[Collection entries]
:::::

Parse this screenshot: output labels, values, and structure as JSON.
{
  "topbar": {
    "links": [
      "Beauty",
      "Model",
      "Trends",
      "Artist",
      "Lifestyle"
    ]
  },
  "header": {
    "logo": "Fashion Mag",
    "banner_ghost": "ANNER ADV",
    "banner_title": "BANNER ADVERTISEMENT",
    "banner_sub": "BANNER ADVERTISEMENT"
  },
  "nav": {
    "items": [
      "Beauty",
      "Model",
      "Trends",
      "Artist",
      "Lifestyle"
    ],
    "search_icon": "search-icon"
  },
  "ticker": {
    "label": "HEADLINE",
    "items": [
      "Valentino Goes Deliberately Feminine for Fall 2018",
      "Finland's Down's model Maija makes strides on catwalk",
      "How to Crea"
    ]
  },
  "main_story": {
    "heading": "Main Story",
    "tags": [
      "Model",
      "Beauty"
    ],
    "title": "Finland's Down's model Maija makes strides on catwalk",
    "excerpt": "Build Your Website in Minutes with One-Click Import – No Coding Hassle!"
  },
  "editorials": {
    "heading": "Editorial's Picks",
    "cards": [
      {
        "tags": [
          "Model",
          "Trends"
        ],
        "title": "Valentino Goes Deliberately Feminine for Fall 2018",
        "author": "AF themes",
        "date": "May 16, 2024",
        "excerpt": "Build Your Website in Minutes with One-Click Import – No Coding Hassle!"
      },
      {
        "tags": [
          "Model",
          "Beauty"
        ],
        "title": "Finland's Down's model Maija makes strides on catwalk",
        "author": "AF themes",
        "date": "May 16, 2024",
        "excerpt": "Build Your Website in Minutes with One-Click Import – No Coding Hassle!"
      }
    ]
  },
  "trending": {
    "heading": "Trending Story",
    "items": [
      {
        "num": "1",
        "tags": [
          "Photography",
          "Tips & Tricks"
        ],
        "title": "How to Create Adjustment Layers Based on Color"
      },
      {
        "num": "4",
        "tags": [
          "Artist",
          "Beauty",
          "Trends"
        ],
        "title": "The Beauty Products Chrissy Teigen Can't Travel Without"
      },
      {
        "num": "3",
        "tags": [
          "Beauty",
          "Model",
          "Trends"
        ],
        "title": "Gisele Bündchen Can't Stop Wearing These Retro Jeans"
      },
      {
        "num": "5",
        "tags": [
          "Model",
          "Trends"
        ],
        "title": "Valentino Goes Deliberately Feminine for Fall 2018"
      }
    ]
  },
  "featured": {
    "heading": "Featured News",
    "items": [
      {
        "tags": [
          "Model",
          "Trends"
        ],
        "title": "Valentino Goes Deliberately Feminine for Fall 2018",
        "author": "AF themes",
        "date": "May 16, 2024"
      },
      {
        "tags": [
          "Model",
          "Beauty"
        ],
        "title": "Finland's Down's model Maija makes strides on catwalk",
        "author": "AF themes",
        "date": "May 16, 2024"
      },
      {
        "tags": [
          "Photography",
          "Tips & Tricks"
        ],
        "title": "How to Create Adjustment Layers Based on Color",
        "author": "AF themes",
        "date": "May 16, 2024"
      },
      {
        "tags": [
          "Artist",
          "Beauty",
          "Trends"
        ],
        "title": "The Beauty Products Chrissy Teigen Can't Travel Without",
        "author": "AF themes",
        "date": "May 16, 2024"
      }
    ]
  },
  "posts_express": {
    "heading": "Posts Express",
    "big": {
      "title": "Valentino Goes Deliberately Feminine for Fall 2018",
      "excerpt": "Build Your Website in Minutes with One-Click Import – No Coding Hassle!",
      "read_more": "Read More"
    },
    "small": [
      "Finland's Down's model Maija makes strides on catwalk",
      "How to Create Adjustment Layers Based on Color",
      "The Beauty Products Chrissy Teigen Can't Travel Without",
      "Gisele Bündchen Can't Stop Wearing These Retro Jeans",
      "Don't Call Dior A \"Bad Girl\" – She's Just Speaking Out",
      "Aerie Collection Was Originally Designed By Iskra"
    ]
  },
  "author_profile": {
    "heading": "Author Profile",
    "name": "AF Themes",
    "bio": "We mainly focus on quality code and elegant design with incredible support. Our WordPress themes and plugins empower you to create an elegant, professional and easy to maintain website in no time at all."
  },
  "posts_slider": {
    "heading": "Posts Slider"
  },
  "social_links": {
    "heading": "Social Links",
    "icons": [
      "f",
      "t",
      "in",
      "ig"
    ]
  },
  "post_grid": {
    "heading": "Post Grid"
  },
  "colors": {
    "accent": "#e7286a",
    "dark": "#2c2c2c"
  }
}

:::::

* Written problem
The full set of records should be duplicated exactly.

* Exercise output
Parse this screenshot: output labels, values, and structure as JSON.
{
  "topbar": {
    "links": [
      "Beauty",
      "Model",
      "Trends",
      "Artist",
      "Lifestyle"
    ]
  },
  "header": {
    "logo": "Fashion Mag",
    "banner_ghost": "ANNER ADV",
    "banner_title": "BANNER ADVERTISEMENT",
    "banner_sub": "BANNER ADVERTISEMENT"
  },
  "nav": {
    "items": [
      "Beauty",
      "Model",
      "Trends",
      "Artist",
      "Lifestyle"
    ],
    "search_icon": "search-icon"
  },
  "ticker": {
    "label": "HEADLINE",
    "items": [
      "Valentino Goes Deliberately Feminine for Fall 2018",
      "Finland's Down's model Maija makes strides on catwalk",
      "How to Crea"
    ]
  },
  "main_story": {
    "heading": "Main Story",
    "tags": [
      "Model",
      "Beauty"
    ],
    "title": "Finland's Down's model Maija makes strides on catwalk",
    "excerpt": "Build Your Website in Minutes with One-Click Import – No Coding Hassle!"
  },
  "editorials": {
    "heading": "Editorial's Picks",
    "cards": [
      {
        "tags": [
          "Model",
          "Trends"
        ],
        "title": "Valentino Goes Deliberately Feminine for Fall 2018",
        "author": "AF themes",
        "date": "May 16, 2024",
        "excerpt": "Build Your Website in Minutes with One-Click Import – No Coding Hassle!"
      },
      {
        "tags": [
          "Model",
          "Beauty"
        ],
        "title": "Finland's Down's model Maija makes strides on catwalk",
        "author": "AF themes",
        "date": "May 16, 2024",
        "excerpt": "Build Your Website in Minutes with One-Click Import – No Coding Hassle!"
      }
    ]
  },
  "trending": {
    "heading": "Trending Story",
    "items": [
      {
        "num": "1",
        "tags": [
          "Photography",
          "Tips & Tricks"
        ],
        "title": "How to Create Adjustment Layers Based on Color"
      },
      {
        "num": "4",
        "tags": [
          "Artist",
          "Beauty",
          "Trends"
        ],
        "title": "The Beauty Products Chrissy Teigen Can't Travel Without"
      },
      {
        "num": "3",
        "tags": [
          "Beauty",
          "Model",
          "Trends"
        ],
        "title": "Gisele Bündchen Can't Stop Wearing These Retro Jeans"
      },
      {
        "num": "5",
        "tags": [
          "Model",
          "Trends"
        ],
        "title": "Valentino Goes Deliberately Feminine for Fall 2018"
      }
    ]
  },
  "featured": {
    "heading": "Featured News",
    "items": [
      {
        "tags": [
          "Model",
          "Trends"
        ],
        "title": "Valentino Goes Deliberately Feminine for Fall 2018",
        "author": "AF themes",
        "date": "May 16, 2024"
      },
      {
        "tags": [
          "Model",
          "Beauty"
        ],
        "title": "Finland's Down's model Maija makes strides on catwalk",
        "author": "AF themes",
        "date": "May 16, 2024"
      },
      {
        "tags": [
          "Photography",
          "Tips & Tricks"
        ],
        "title": "How to Create Adjustment Layers Based on Color",
        "author": "AF themes",
        "date": "May 16, 2024"
      },
      {
        "tags": [
          "Artist",
          "Beauty",
          "Trends"
        ],
        "title": "The Beauty Products Chrissy Teigen Can't Travel Without",
        "author": "AF themes",
        "date": "May 16, 2024"
      }
    ]
  },
  "posts_express": {
    "heading": "Posts Express",
    "big": {
      "title": "Valentino Goes Deliberately Feminine for Fall 2018",
      "excerpt": "Build Your Website in Minutes with One-Click Import – No Coding Hassle!",
      "read_more": "Read More"
    },
    "small": [
      "Finland's Down's model Maija makes strides on catwalk",
      "How to Create Adjustment Layers Based on Color",
      "The Beauty Products Chrissy Teigen Can't Travel Without",
      "Gisele Bündchen Can't Stop Wearing These Retro Jeans",
      "Don't Call Dior A \"Bad Girl\" – She's Just Speaking Out",
      "Aerie Collection Was Originally Designed By Iskra"
    ]
  },
  "author_profile": {
    "heading": "Author Profile",
    "name": "AF Themes",
    "bio": "We mainly focus on quality code and elegant design with incredible support. Our WordPress themes and plugins empower you to create an elegant, professional and easy to maintain website in no time at all."
  },
  "posts_slider": {
    "heading": "Posts Slider"
  },
  "social_links": {
    "heading": "Social Links",
    "icons": [
      "f",
      "t",
      "in",
      "ig"
    ]
  },
  "post_grid": {
    "heading": "Post Grid"
  },
  "colors": {
    "accent": "#e7286a",
    "dark": "#2c2c2c"
  }
}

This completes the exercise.